§ **Given exercise**
From the data that follows, report how many lines hold the string "racine", giving only the number.

§ **Records for processing**
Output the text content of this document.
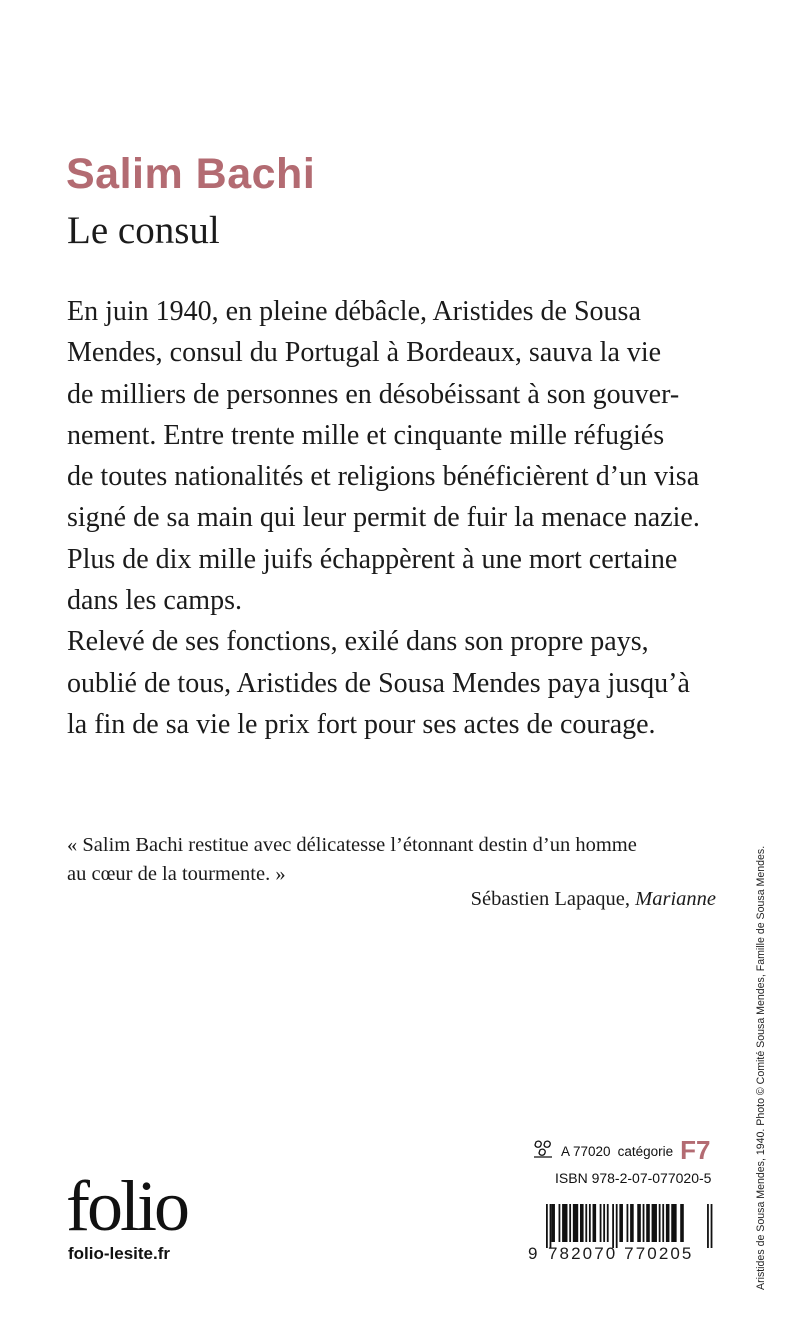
Salim Bachi
Le consul

En juin 1940, en pleine débâcle, Aristides de Sousa
Mendes, consul du Portugal à Bordeaux, sauva la vie
de milliers de personnes en désobéissant à son gouver-
nement. Entre trente mille et cinquante mille réfugiés
de toutes nationalités et religions bénéficièrent d’un visa
signé de sa main qui leur permit de fuir la menace nazie.
Plus de dix mille juifs échappèrent à une mort certaine
dans les camps.
Relevé de ses fonctions, exilé dans son propre pays,
oublié de tous, Aristides de Sousa Mendes paya jusqu’à
la fin de sa vie le prix fort pour ses actes de courage.

« Salim Bachi restitue avec délicatesse l’étonnant destin d’un homme
au cœur de la tourmente. »

Sébastien Lapaque, Marianne	Aristides de Sousa Mendes, 1940. Photo © Comité Sousa Mendes, Famille de Sousa Mendes.
A 77020 catégorie F7
ISBN 978-2-07-077020-5
9 782070 770205
folio
folio-lesite.fr
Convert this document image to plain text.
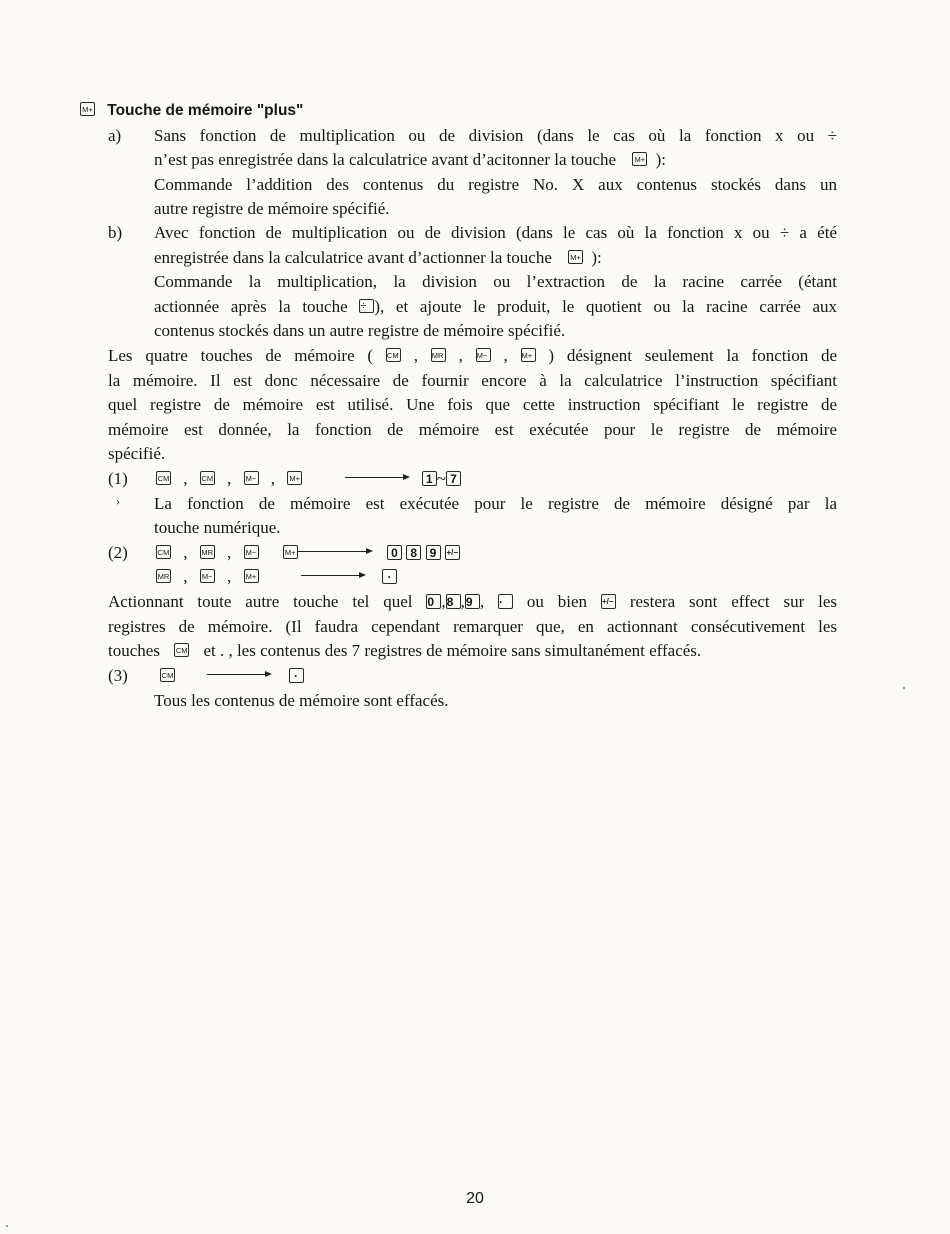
M+ Touche de mémoire "plus"
a) Sans fonction de multiplication ou de division (dans le cas où la fonction x ou ÷
n’est pas enregistrée dans la calculatrice avant d’acitonner la touche M+ ):
Commande l’addition des contenus du registre No. X aux contenus stockés dans un
autre registre de mémoire spécifié.
b) Avec fonction de multiplication ou de division (dans le cas où la fonction x ou ÷ a été
enregistrée dans la calculatrice avant d’actionner la touche M+ ):
Commande la multiplication, la division ou l’extraction de la racine carrée (étant
actionnée après la touche ÷ ), et ajoute le produit, le quotient ou la racine carrée aux
contenus stockés dans un autre registre de mémoire spécifié.
Les quatre touches de mémoire ( CM , MR , M− , M+ ) désignent seulement la fonction de
la mémoire. Il est donc nécessaire de fournir encore à la calculatrice l’instruction spécifiant
quel registre de mémoire est utilisé. Une fois que cette instruction spécifiant le registre de
mémoire est donnée, la fonction de mémoire est exécutée pour le registre de mémoire
spécifié.
(1)	CM , CM , M− , M+	1 ~ 7
› La fonction de mémoire est exécutée pour le registre de mémoire désigné par la
touche numérique.
(2)	CM , MR , M−	M+	0 8 9 +/−
MR , M− , M+	·
Actionnant toute autre touche tel quel 0 ,8 ,9 , · ou bien +/− restera sont effect sur les
registres de mémoire. (Il faudra cependant remarquer que, en actionnant consécutivement les
touches CM et . , les contenus des 7 registres de mémoire sans simultanément effacés.
(3)	CM	·
Tous les contenus de mémoire sont effacés.
20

§ **Answer to this task**
2